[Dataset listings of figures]
========================================

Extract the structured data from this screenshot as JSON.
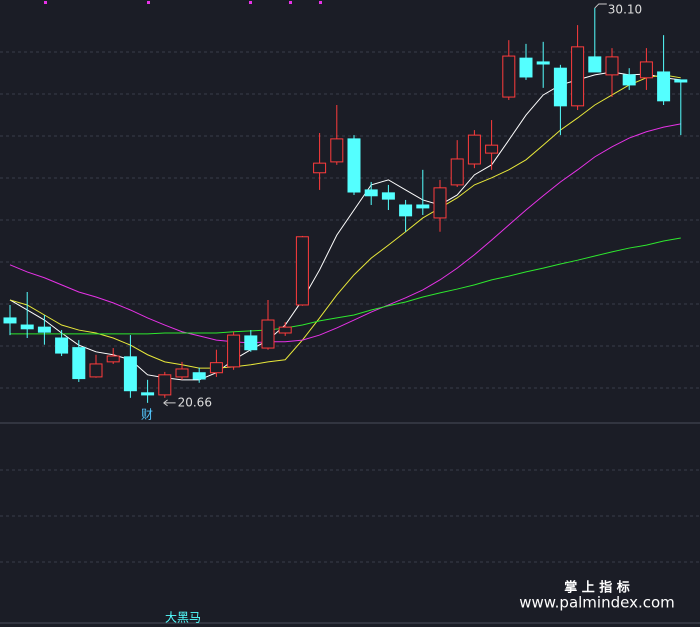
{
  "chart_data": {
    "type": "candlestick",
    "ylim": [
      20.25,
      30.29
    ],
    "up_color": "#ff3c3c",
    "down_color": "#54ffff",
    "open": [
      22.69,
      22.52,
      22.47,
      22.21,
      21.98,
      21.28,
      21.64,
      21.76,
      20.9,
      20.85,
      21.28,
      21.38,
      21.38,
      21.52,
      22.26,
      21.97,
      22.33,
      23.0,
      26.16,
      26.42,
      26.97,
      25.75,
      25.68,
      25.39,
      25.39,
      25.08,
      25.87,
      26.37,
      26.63,
      27.97,
      28.9,
      28.81,
      28.66,
      27.76,
      28.93,
      28.5,
      28.5,
      28.43,
      28.57,
      28.38
    ],
    "high": [
      23.0,
      23.31,
      22.76,
      22.4,
      22.16,
      21.81,
      21.97,
      22.28,
      21.21,
      21.4,
      21.64,
      21.5,
      21.93,
      22.36,
      22.4,
      23.12,
      22.59,
      24.65,
      27.11,
      27.78,
      27.06,
      25.94,
      25.87,
      25.51,
      26.23,
      25.99,
      26.94,
      27.18,
      27.42,
      29.33,
      29.24,
      29.29,
      28.74,
      29.69,
      30.1,
      29.14,
      28.66,
      29.14,
      29.45,
      28.38
    ],
    "low": [
      22.28,
      22.21,
      22.05,
      21.78,
      21.16,
      21.26,
      21.59,
      20.78,
      20.66,
      20.78,
      21.21,
      21.14,
      21.28,
      21.45,
      21.88,
      21.93,
      22.26,
      22.98,
      25.75,
      26.35,
      25.63,
      25.39,
      25.27,
      24.75,
      25.15,
      24.75,
      25.82,
      26.27,
      26.23,
      27.9,
      28.38,
      28.19,
      27.06,
      27.66,
      28.57,
      27.97,
      28.14,
      28.14,
      27.78,
      27.06
    ],
    "close": [
      22.57,
      22.43,
      22.35,
      21.85,
      21.24,
      21.59,
      21.78,
      20.95,
      20.85,
      21.33,
      21.47,
      21.23,
      21.62,
      22.28,
      21.93,
      22.64,
      22.47,
      24.63,
      26.39,
      26.97,
      25.7,
      25.61,
      25.53,
      25.13,
      25.32,
      25.8,
      26.49,
      27.06,
      26.82,
      28.95,
      28.45,
      28.76,
      27.76,
      29.17,
      28.57,
      28.93,
      28.26,
      28.81,
      27.88,
      28.33
    ],
    "lines": [
      {
        "color": "#ffffff",
        "values": [
          23.12,
          22.88,
          22.64,
          22.33,
          22.04,
          21.88,
          21.81,
          21.69,
          21.33,
          21.26,
          21.21,
          21.21,
          21.38,
          21.69,
          21.93,
          22.16,
          22.52,
          23.12,
          23.84,
          24.67,
          25.27,
          25.87,
          25.99,
          25.75,
          25.51,
          25.39,
          25.63,
          26.11,
          26.35,
          26.94,
          27.54,
          28.02,
          28.26,
          28.38,
          28.5,
          28.57,
          28.5,
          28.52,
          28.43,
          28.38
        ]
      },
      {
        "color": "#e8e83a",
        "values": [
          23.12,
          23.0,
          22.76,
          22.52,
          22.4,
          22.33,
          22.21,
          22.04,
          21.81,
          21.64,
          21.57,
          21.49,
          21.49,
          21.52,
          21.57,
          21.64,
          21.69,
          22.16,
          22.69,
          23.24,
          23.72,
          24.12,
          24.43,
          24.75,
          25.08,
          25.32,
          25.56,
          25.87,
          26.04,
          26.23,
          26.47,
          26.82,
          27.18,
          27.47,
          27.78,
          28.02,
          28.26,
          28.43,
          28.5,
          28.43
        ]
      },
      {
        "color": "#e632e6",
        "values": [
          23.96,
          23.79,
          23.65,
          23.48,
          23.31,
          23.19,
          23.05,
          22.88,
          22.69,
          22.52,
          22.36,
          22.26,
          22.16,
          22.12,
          22.09,
          22.12,
          22.12,
          22.16,
          22.28,
          22.45,
          22.64,
          22.83,
          23.0,
          23.17,
          23.36,
          23.6,
          23.88,
          24.2,
          24.55,
          24.91,
          25.27,
          25.61,
          25.94,
          26.23,
          26.54,
          26.78,
          26.99,
          27.14,
          27.25,
          27.33
        ]
      },
      {
        "color": "#2ee82e",
        "values": [
          22.31,
          22.31,
          22.31,
          22.31,
          22.31,
          22.31,
          22.31,
          22.31,
          22.31,
          22.33,
          22.33,
          22.33,
          22.33,
          22.36,
          22.38,
          22.4,
          22.45,
          22.52,
          22.62,
          22.69,
          22.76,
          22.88,
          22.98,
          23.07,
          23.19,
          23.29,
          23.38,
          23.48,
          23.6,
          23.69,
          23.79,
          23.88,
          23.98,
          24.07,
          24.17,
          24.27,
          24.36,
          24.43,
          24.53,
          24.6
        ]
      }
    ],
    "annotations": [
      {
        "value": 30.1,
        "label": "30.10"
      },
      {
        "value": 20.66,
        "label": "20.66"
      }
    ],
    "events": [
      "财"
    ],
    "indicator_label": "大黑马"
  },
  "watermark": {
    "title": "掌 上 指 标",
    "url": "www.palmindex.com"
  }
}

========================================

Pictures in the data above should not be copied; transcribe everything else exactly.

Extract the structured data from this screenshot as JSON.
{
  "chart_data": {
    "type": "candlestick",
    "ylim": [
      20.25,
      30.29
    ],
    "up_color": "#ff3c3c",
    "down_color": "#54ffff",
    "open": [
      22.69,
      22.52,
      22.47,
      22.21,
      21.98,
      21.28,
      21.64,
      21.76,
      20.9,
      20.85,
      21.28,
      21.38,
      21.38,
      21.52,
      22.26,
      21.97,
      22.33,
      23.0,
      26.16,
      26.42,
      26.97,
      25.75,
      25.68,
      25.39,
      25.39,
      25.08,
      25.87,
      26.37,
      26.63,
      27.97,
      28.9,
      28.81,
      28.66,
      27.76,
      28.93,
      28.5,
      28.5,
      28.43,
      28.57,
      28.38
    ],
    "high": [
      23.0,
      23.31,
      22.76,
      22.4,
      22.16,
      21.81,
      21.97,
      22.28,
      21.21,
      21.4,
      21.64,
      21.5,
      21.93,
      22.36,
      22.4,
      23.12,
      22.59,
      24.65,
      27.11,
      27.78,
      27.06,
      25.94,
      25.87,
      25.51,
      26.23,
      25.99,
      26.94,
      27.18,
      27.42,
      29.33,
      29.24,
      29.29,
      28.74,
      29.69,
      30.1,
      29.14,
      28.66,
      29.14,
      29.45,
      28.38
    ],
    "low": [
      22.28,
      22.21,
      22.05,
      21.78,
      21.16,
      21.26,
      21.59,
      20.78,
      20.66,
      20.78,
      21.21,
      21.14,
      21.28,
      21.45,
      21.88,
      21.93,
      22.26,
      22.98,
      25.75,
      26.35,
      25.63,
      25.39,
      25.27,
      24.75,
      25.15,
      24.75,
      25.82,
      26.27,
      26.23,
      27.9,
      28.38,
      28.19,
      27.06,
      27.66,
      28.57,
      27.97,
      28.14,
      28.14,
      27.78,
      27.06
    ],
    "close": [
      22.57,
      22.43,
      22.35,
      21.85,
      21.24,
      21.59,
      21.78,
      20.95,
      20.85,
      21.33,
      21.47,
      21.23,
      21.62,
      22.28,
      21.93,
      22.64,
      22.47,
      24.63,
      26.39,
      26.97,
      25.7,
      25.61,
      25.53,
      25.13,
      25.32,
      25.8,
      26.49,
      27.06,
      26.82,
      28.95,
      28.45,
      28.76,
      27.76,
      29.17,
      28.57,
      28.93,
      28.26,
      28.81,
      27.88,
      28.33
    ],
    "lines": [
      {
        "color": "#ffffff",
        "values": [
          23.12,
          22.88,
          22.64,
          22.33,
          22.04,
          21.88,
          21.81,
          21.69,
          21.33,
          21.26,
          21.21,
          21.21,
          21.38,
          21.69,
          21.93,
          22.16,
          22.52,
          23.12,
          23.84,
          24.67,
          25.27,
          25.87,
          25.99,
          25.75,
          25.51,
          25.39,
          25.63,
          26.11,
          26.35,
          26.94,
          27.54,
          28.02,
          28.26,
          28.38,
          28.5,
          28.57,
          28.5,
          28.52,
          28.43,
          28.38
        ]
      },
      {
        "color": "#e8e83a",
        "values": [
          23.12,
          23.0,
          22.76,
          22.52,
          22.4,
          22.33,
          22.21,
          22.04,
          21.81,
          21.64,
          21.57,
          21.49,
          21.49,
          21.52,
          21.57,
          21.64,
          21.69,
          22.16,
          22.69,
          23.24,
          23.72,
          24.12,
          24.43,
          24.75,
          25.08,
          25.32,
          25.56,
          25.87,
          26.04,
          26.23,
          26.47,
          26.82,
          27.18,
          27.47,
          27.78,
          28.02,
          28.26,
          28.43,
          28.5,
          28.43
        ]
      },
      {
        "color": "#e632e6",
        "values": [
          23.96,
          23.79,
          23.65,
          23.48,
          23.31,
          23.19,
          23.05,
          22.88,
          22.69,
          22.52,
          22.36,
          22.26,
          22.16,
          22.12,
          22.09,
          22.12,
          22.12,
          22.16,
          22.28,
          22.45,
          22.64,
          22.83,
          23.0,
          23.17,
          23.36,
          23.6,
          23.88,
          24.2,
          24.55,
          24.91,
          25.27,
          25.61,
          25.94,
          26.23,
          26.54,
          26.78,
          26.99,
          27.14,
          27.25,
          27.33
        ]
      },
      {
        "color": "#2ee82e",
        "values": [
          22.31,
          22.31,
          22.31,
          22.31,
          22.31,
          22.31,
          22.31,
          22.31,
          22.31,
          22.33,
          22.33,
          22.33,
          22.33,
          22.36,
          22.38,
          22.4,
          22.45,
          22.52,
          22.62,
          22.69,
          22.76,
          22.88,
          22.98,
          23.07,
          23.19,
          23.29,
          23.38,
          23.48,
          23.6,
          23.69,
          23.79,
          23.88,
          23.98,
          24.07,
          24.17,
          24.27,
          24.36,
          24.43,
          24.53,
          24.6
        ]
      }
    ],
    "annotations": [
      {
        "value": 30.1,
        "label": "30.10"
      },
      {
        "value": 20.66,
        "label": "20.66"
      }
    ],
    "events": [
      "财"
    ],
    "indicator_label": "大黑马"
  },
  "watermark": {
    "title": "掌 上 指 标",
    "url": "www.palmindex.com"
  }
}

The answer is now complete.